Task description: Keep only those lines of the records that include the string "Therapeutics".
Start of Given information
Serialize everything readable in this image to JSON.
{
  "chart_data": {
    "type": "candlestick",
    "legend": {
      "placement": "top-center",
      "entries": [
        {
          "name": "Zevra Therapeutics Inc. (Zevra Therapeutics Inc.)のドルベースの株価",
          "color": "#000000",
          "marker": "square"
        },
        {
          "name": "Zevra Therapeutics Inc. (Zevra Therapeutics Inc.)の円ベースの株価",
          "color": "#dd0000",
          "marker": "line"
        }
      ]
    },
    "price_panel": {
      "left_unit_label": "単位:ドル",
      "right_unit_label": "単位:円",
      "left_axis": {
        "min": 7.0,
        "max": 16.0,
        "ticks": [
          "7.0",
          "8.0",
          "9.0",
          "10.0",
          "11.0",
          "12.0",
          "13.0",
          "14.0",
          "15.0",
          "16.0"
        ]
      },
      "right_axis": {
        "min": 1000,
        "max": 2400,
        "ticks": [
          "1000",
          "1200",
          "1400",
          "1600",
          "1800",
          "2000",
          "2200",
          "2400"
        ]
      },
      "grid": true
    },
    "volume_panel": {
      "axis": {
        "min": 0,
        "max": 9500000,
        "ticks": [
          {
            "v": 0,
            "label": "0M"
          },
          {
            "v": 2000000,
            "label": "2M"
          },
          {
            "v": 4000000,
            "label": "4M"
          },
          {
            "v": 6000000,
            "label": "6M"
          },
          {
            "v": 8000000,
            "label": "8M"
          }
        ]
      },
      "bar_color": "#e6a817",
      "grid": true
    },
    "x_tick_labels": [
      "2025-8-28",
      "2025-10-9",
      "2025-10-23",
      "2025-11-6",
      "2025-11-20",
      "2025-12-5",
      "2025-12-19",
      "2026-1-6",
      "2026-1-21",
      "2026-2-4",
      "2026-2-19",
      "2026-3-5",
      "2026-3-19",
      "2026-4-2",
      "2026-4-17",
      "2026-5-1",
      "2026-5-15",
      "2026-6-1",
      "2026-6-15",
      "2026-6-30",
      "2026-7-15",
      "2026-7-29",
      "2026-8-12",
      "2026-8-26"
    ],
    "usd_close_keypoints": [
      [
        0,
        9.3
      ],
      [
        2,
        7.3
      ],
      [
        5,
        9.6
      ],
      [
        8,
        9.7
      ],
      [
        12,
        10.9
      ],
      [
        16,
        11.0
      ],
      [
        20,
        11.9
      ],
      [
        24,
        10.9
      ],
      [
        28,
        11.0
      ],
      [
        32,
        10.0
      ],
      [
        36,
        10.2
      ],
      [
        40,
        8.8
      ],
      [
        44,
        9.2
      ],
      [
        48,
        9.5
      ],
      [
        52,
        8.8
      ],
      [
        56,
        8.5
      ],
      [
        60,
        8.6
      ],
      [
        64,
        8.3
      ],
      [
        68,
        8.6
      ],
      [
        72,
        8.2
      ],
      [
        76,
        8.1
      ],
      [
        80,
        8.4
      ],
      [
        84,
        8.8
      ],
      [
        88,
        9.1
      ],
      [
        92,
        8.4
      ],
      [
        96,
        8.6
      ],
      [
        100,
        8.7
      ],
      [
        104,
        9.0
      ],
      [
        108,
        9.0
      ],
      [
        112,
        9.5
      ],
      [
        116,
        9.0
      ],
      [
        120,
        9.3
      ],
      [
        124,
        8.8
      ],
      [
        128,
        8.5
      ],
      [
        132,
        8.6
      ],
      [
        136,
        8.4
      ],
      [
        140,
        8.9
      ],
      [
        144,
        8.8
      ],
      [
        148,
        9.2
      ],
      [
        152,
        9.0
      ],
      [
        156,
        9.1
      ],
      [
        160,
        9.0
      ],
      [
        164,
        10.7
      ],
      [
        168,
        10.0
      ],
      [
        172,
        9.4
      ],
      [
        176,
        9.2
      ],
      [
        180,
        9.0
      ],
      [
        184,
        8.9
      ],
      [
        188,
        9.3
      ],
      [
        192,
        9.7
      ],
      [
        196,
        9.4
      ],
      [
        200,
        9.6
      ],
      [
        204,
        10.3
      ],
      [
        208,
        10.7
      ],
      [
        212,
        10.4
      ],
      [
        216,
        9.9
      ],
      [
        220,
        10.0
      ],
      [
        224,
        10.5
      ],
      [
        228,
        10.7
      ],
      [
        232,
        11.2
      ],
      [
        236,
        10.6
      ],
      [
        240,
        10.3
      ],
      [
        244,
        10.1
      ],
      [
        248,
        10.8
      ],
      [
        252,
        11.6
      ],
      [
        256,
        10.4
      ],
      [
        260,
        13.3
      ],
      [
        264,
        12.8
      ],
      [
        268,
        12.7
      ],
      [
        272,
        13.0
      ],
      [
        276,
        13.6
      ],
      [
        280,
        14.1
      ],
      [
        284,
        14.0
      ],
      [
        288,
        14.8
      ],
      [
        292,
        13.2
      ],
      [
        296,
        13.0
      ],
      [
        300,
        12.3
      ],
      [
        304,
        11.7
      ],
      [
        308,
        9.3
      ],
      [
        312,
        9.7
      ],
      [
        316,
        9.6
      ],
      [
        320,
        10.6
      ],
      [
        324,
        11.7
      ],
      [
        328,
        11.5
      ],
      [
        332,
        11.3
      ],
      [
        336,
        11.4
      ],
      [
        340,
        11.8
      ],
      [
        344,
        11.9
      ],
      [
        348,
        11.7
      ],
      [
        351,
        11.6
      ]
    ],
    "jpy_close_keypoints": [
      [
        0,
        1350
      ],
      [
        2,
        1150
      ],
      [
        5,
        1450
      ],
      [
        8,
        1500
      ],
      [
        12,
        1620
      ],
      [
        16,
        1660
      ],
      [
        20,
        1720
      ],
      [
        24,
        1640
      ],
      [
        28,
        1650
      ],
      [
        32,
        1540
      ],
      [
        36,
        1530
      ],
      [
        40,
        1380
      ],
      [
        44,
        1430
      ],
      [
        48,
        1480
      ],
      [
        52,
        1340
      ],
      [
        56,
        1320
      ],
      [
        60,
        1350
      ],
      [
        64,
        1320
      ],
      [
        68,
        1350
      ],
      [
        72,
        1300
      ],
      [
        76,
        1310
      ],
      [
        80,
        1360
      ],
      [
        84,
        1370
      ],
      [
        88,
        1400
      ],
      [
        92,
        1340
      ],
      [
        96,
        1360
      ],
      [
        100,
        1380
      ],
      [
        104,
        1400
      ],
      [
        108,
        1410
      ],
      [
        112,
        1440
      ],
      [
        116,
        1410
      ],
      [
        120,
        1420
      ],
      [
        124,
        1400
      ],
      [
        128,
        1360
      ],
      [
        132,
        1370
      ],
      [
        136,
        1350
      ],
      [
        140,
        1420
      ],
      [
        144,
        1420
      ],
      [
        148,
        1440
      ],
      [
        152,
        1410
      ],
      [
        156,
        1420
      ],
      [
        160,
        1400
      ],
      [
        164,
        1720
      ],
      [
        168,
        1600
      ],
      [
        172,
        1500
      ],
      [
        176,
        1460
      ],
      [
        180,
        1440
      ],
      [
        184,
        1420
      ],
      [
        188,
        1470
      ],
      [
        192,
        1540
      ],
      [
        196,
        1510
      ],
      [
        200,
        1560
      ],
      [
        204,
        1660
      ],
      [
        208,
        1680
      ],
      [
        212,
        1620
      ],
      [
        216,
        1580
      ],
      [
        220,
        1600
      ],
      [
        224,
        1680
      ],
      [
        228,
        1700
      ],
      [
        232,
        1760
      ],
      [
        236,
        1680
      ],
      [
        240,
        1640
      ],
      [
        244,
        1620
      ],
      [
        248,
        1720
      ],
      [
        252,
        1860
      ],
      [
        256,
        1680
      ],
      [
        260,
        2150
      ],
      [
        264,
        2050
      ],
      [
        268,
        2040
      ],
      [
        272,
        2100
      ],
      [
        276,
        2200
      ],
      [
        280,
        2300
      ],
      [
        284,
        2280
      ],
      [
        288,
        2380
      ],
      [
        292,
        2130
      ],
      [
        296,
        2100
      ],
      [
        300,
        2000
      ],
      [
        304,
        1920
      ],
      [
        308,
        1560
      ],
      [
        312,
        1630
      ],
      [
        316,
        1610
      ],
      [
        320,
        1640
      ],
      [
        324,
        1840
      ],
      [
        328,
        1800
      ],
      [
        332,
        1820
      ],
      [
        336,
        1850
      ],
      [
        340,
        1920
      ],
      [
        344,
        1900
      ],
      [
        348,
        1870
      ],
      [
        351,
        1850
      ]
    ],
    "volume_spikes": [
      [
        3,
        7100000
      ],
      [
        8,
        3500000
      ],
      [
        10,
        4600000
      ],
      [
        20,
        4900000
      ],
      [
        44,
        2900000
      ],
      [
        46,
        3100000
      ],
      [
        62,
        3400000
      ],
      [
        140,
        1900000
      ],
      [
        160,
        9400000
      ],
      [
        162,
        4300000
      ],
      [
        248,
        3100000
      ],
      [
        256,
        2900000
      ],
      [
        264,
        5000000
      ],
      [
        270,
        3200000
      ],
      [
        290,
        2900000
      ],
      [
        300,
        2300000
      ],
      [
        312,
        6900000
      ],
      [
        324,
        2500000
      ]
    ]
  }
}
End of Given information
Task response:
          "name": "Zevra Therapeutics Inc. (Zevra Therapeutics Inc.)のドルベースの株価",
          "name": "Zevra Therapeutics Inc. (Zevra Therapeutics Inc.)の円ベースの株価",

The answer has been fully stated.